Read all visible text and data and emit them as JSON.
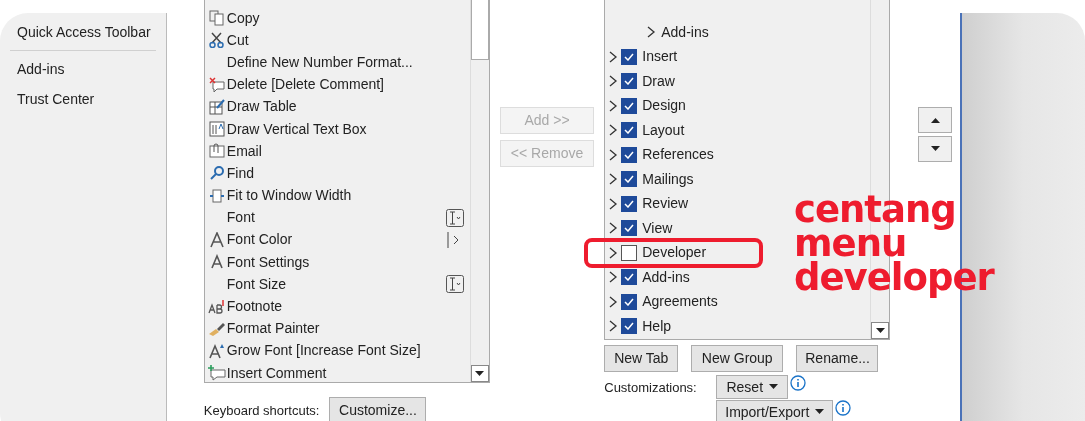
{
  "sidebar": {
    "items": [
      {
        "label": "Quick Access Toolbar",
        "selected": false
      },
      {
        "label": "Add-ins",
        "selected": false
      },
      {
        "label": "Trust Center",
        "selected": false
      }
    ]
  },
  "commands": [
    {
      "label": "Copy",
      "kind": "command"
    },
    {
      "label": "Cut",
      "kind": "command"
    },
    {
      "label": "Define New Number Format...",
      "kind": "command"
    },
    {
      "label": "Delete [Delete Comment]",
      "kind": "command"
    },
    {
      "label": "Draw Table",
      "kind": "command"
    },
    {
      "label": "Draw Vertical Text Box",
      "kind": "command"
    },
    {
      "label": "Email",
      "kind": "command"
    },
    {
      "label": "Find",
      "kind": "command"
    },
    {
      "label": "Fit to Window Width",
      "kind": "command"
    },
    {
      "label": "Font",
      "kind": "combo"
    },
    {
      "label": "Font Color",
      "kind": "split"
    },
    {
      "label": "Font Settings",
      "kind": "command"
    },
    {
      "label": "Font Size",
      "kind": "combo"
    },
    {
      "label": "Footnote",
      "kind": "command"
    },
    {
      "label": "Format Painter",
      "kind": "command"
    },
    {
      "label": "Grow Font [Increase Font Size]",
      "kind": "command"
    },
    {
      "label": "Insert Comment",
      "kind": "command"
    }
  ],
  "keyboard_shortcuts": {
    "label": "Keyboard shortcuts:",
    "button": "Customize..."
  },
  "add_button": {
    "label": "Add >>",
    "disabled": true
  },
  "remove_button": {
    "label": "<< Remove",
    "disabled": true
  },
  "ribbon_tabs": [
    {
      "label": "Add-ins",
      "kind": "group"
    },
    {
      "label": "Insert",
      "kind": "tab",
      "checked": true
    },
    {
      "label": "Draw",
      "kind": "tab",
      "checked": true
    },
    {
      "label": "Design",
      "kind": "tab",
      "checked": true
    },
    {
      "label": "Layout",
      "kind": "tab",
      "checked": true
    },
    {
      "label": "References",
      "kind": "tab",
      "checked": true
    },
    {
      "label": "Mailings",
      "kind": "tab",
      "checked": true
    },
    {
      "label": "Review",
      "kind": "tab",
      "checked": true
    },
    {
      "label": "View",
      "kind": "tab",
      "checked": true
    },
    {
      "label": "Developer",
      "kind": "tab",
      "checked": false
    },
    {
      "label": "Add-ins",
      "kind": "tab",
      "checked": true
    },
    {
      "label": "Agreements",
      "kind": "tab",
      "checked": true
    },
    {
      "label": "Help",
      "kind": "tab",
      "checked": true
    }
  ],
  "tab_buttons": [
    "New Tab",
    "New Group",
    "Rename..."
  ],
  "customizations": {
    "label": "Customizations:",
    "reset": "Reset",
    "import_export": "Import/Export"
  },
  "annotation": {
    "lines": [
      "centang",
      "menu",
      "developer"
    ]
  }
}
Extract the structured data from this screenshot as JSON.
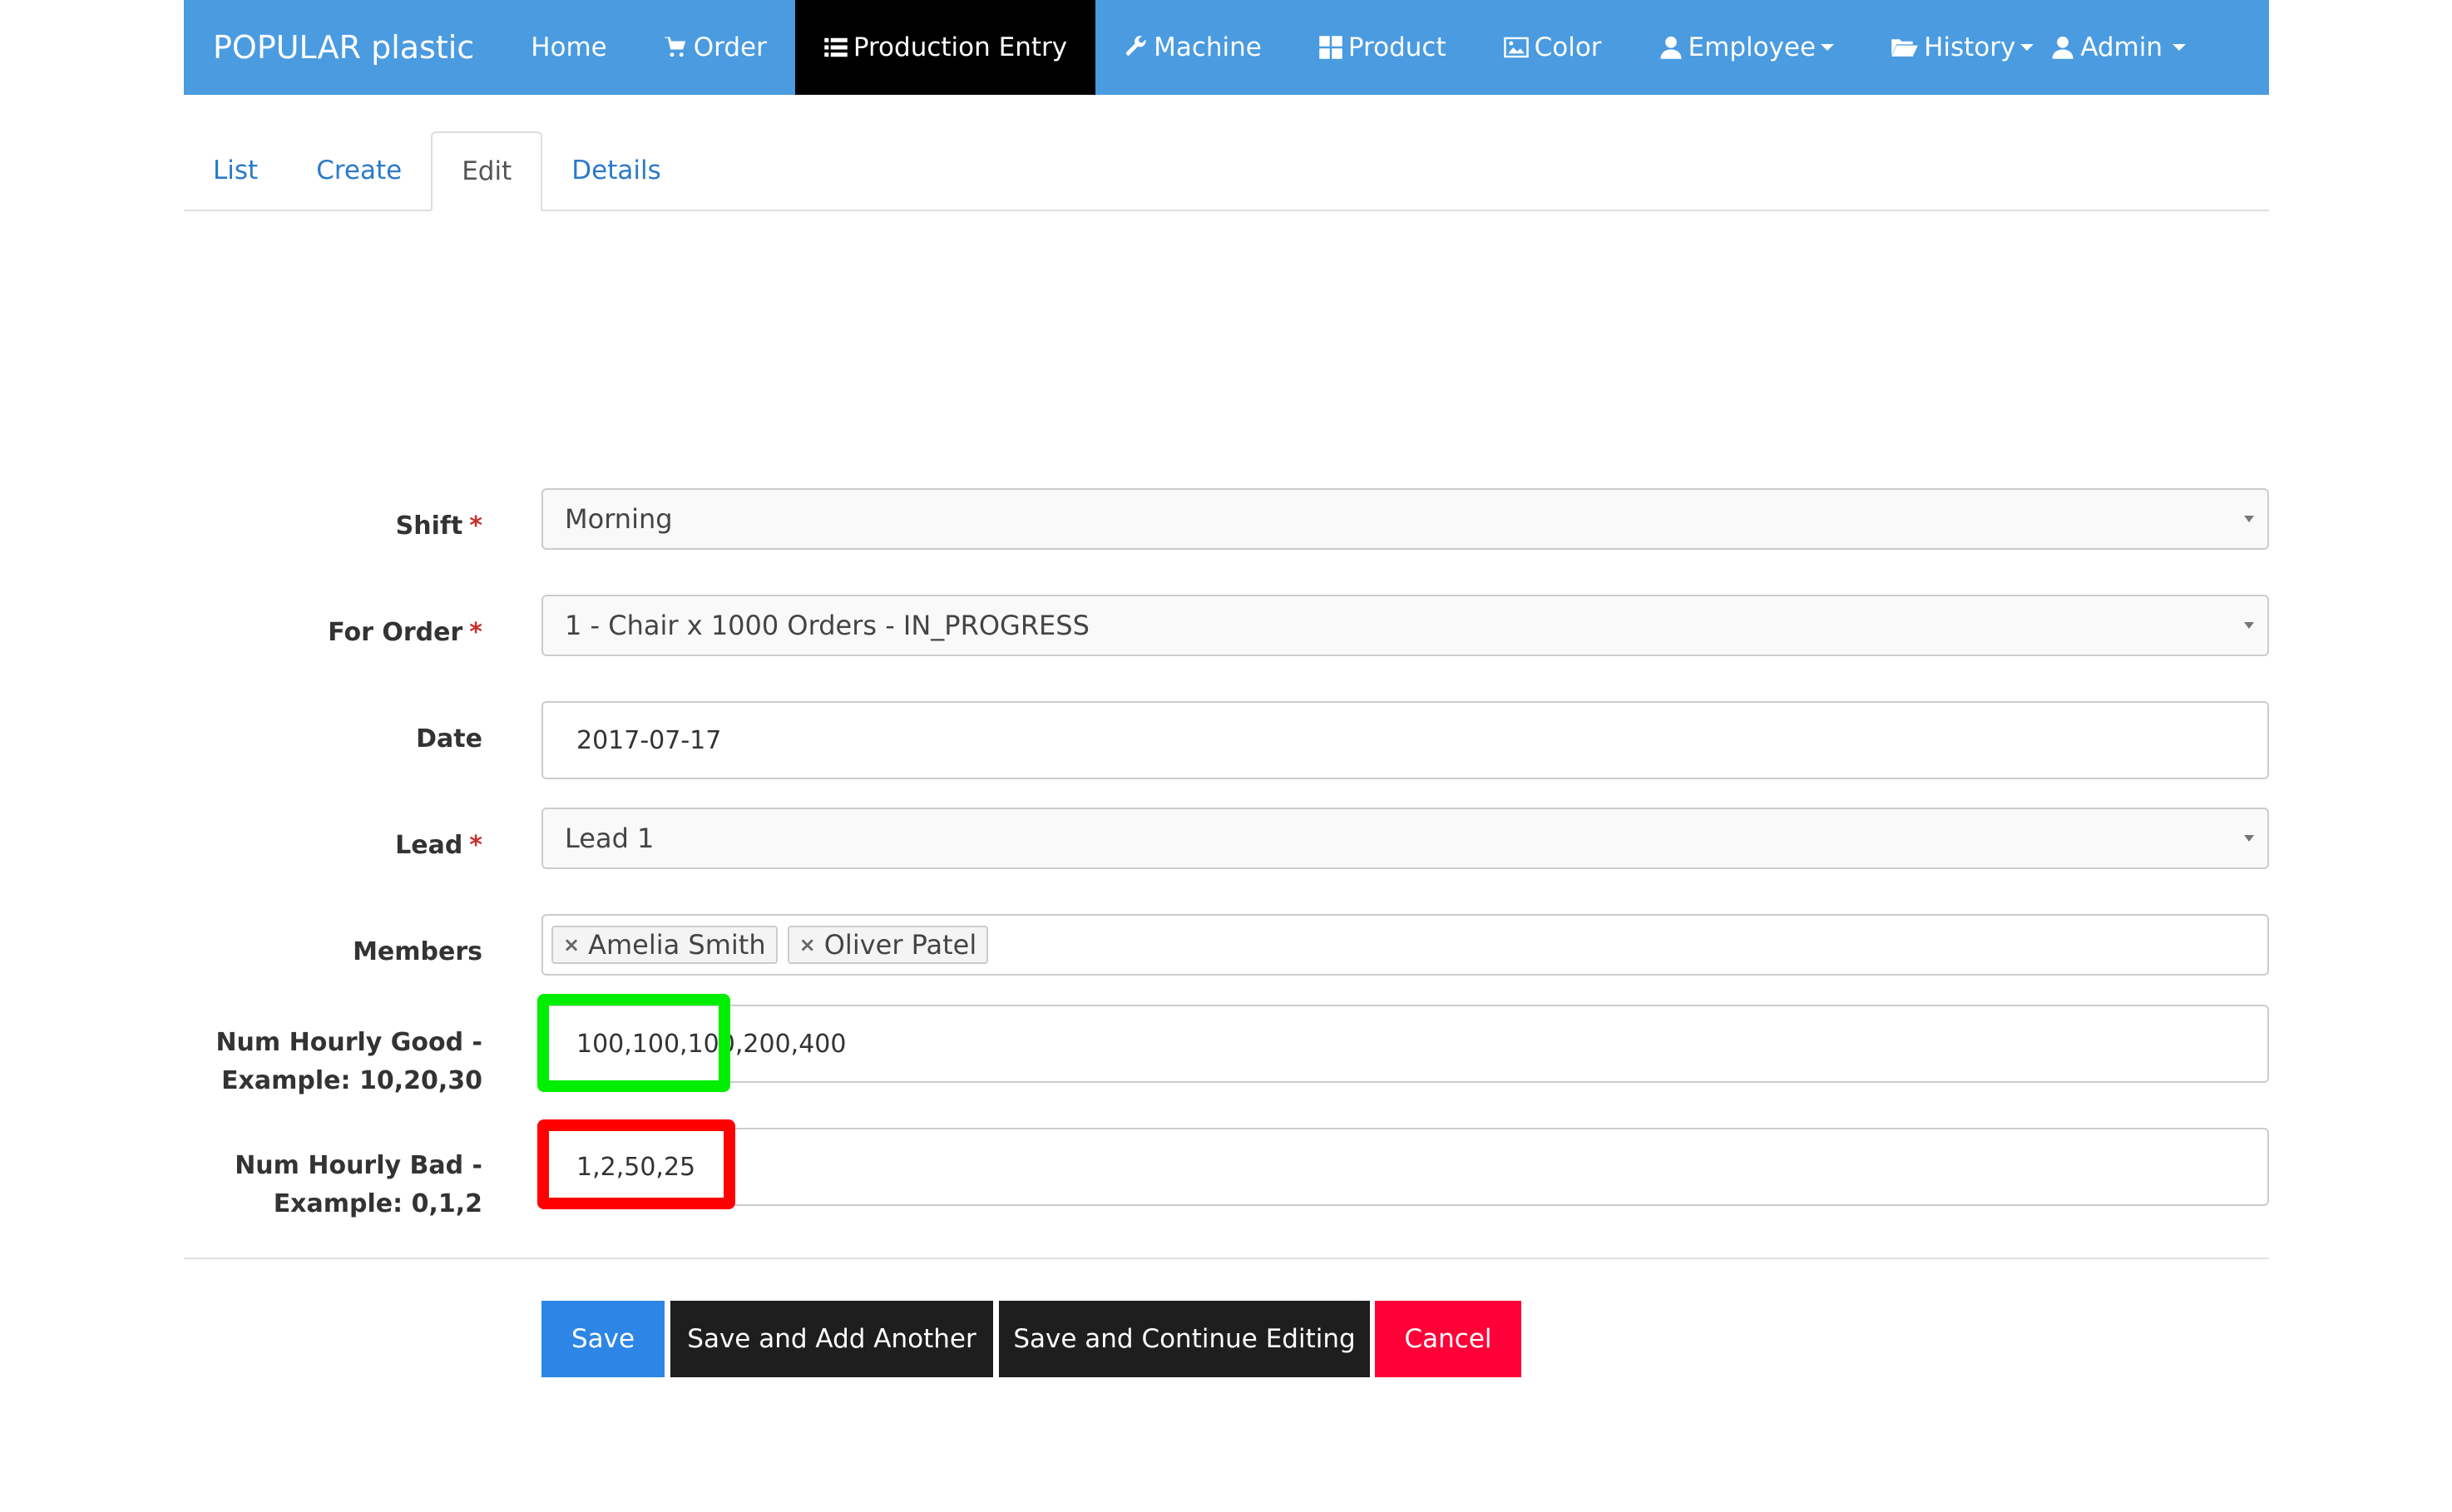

^^^^

## What to produce
Working from the lines above, reproduce the material exactly and exclude its pictures.

## The answer
Read all visible text and data and emit them as JSON.
{
  "sidebar": {
    "items": [
      {
        "label": "Quick Access Toolbar",
        "selected": false
      },
      {
        "label": "Add-ins",
        "selected": false
      },
      {
        "label": "Trust Center",
        "selected": false
      }
    ]
  },
  "commands": [
    {
      "label": "Copy",
      "kind": "command"
    },
    {
      "label": "Cut",
      "kind": "command"
    },
    {
      "label": "Define New Number Format...",
      "kind": "command"
    },
    {
      "label": "Delete [Delete Comment]",
      "kind": "command"
    },
    {
      "label": "Draw Table",
      "kind": "command"
    },
    {
      "label": "Draw Vertical Text Box",
      "kind": "command"
    },
    {
      "label": "Email",
      "kind": "command"
    },
    {
      "label": "Find",
      "kind": "command"
    },
    {
      "label": "Fit to Window Width",
      "kind": "command"
    },
    {
      "label": "Font",
      "kind": "combo"
    },
    {
      "label": "Font Color",
      "kind": "split"
    },
    {
      "label": "Font Settings",
      "kind": "command"
    },
    {
      "label": "Font Size",
      "kind": "combo"
    },
    {
      "label": "Footnote",
      "kind": "command"
    },
    {
      "label": "Format Painter",
      "kind": "command"
    },
    {
      "label": "Grow Font [Increase Font Size]",
      "kind": "command"
    },
    {
      "label": "Insert Comment",
      "kind": "command"
    }
  ],
  "keyboard_shortcuts": {
    "label": "Keyboard shortcuts:",
    "button": "Customize..."
  },
  "add_button": {
    "label": "Add >>",
    "disabled": true
  },
  "remove_button": {
    "label": "<< Remove",
    "disabled": true
  },
  "ribbon_tabs": [
    {
      "label": "Add-ins",
      "kind": "group"
    },
    {
      "label": "Insert",
      "kind": "tab",
      "checked": true
    },
    {
      "label": "Draw",
      "kind": "tab",
      "checked": true
    },
    {
      "label": "Design",
      "kind": "tab",
      "checked": true
    },
    {
      "label": "Layout",
      "kind": "tab",
      "checked": true
    },
    {
      "label": "References",
      "kind": "tab",
      "checked": true
    },
    {
      "label": "Mailings",
      "kind": "tab",
      "checked": true
    },
    {
      "label": "Review",
      "kind": "tab",
      "checked": true
    },
    {
      "label": "View",
      "kind": "tab",
      "checked": true
    },
    {
      "label": "Developer",
      "kind": "tab",
      "checked": false
    },
    {
      "label": "Add-ins",
      "kind": "tab",
      "checked": true
    },
    {
      "label": "Agreements",
      "kind": "tab",
      "checked": true
    },
    {
      "label": "Help",
      "kind": "tab",
      "checked": true
    }
  ],
  "tab_buttons": [
    "New Tab",
    "New Group",
    "Rename..."
  ],
  "customizations": {
    "label": "Customizations:",
    "reset": "Reset",
    "import_export": "Import/Export"
  },
  "annotation": {
    "lines": [
      "centang",
      "menu",
      "developer"
    ]
  }
}
Extract the structured data from this screenshot as JSON.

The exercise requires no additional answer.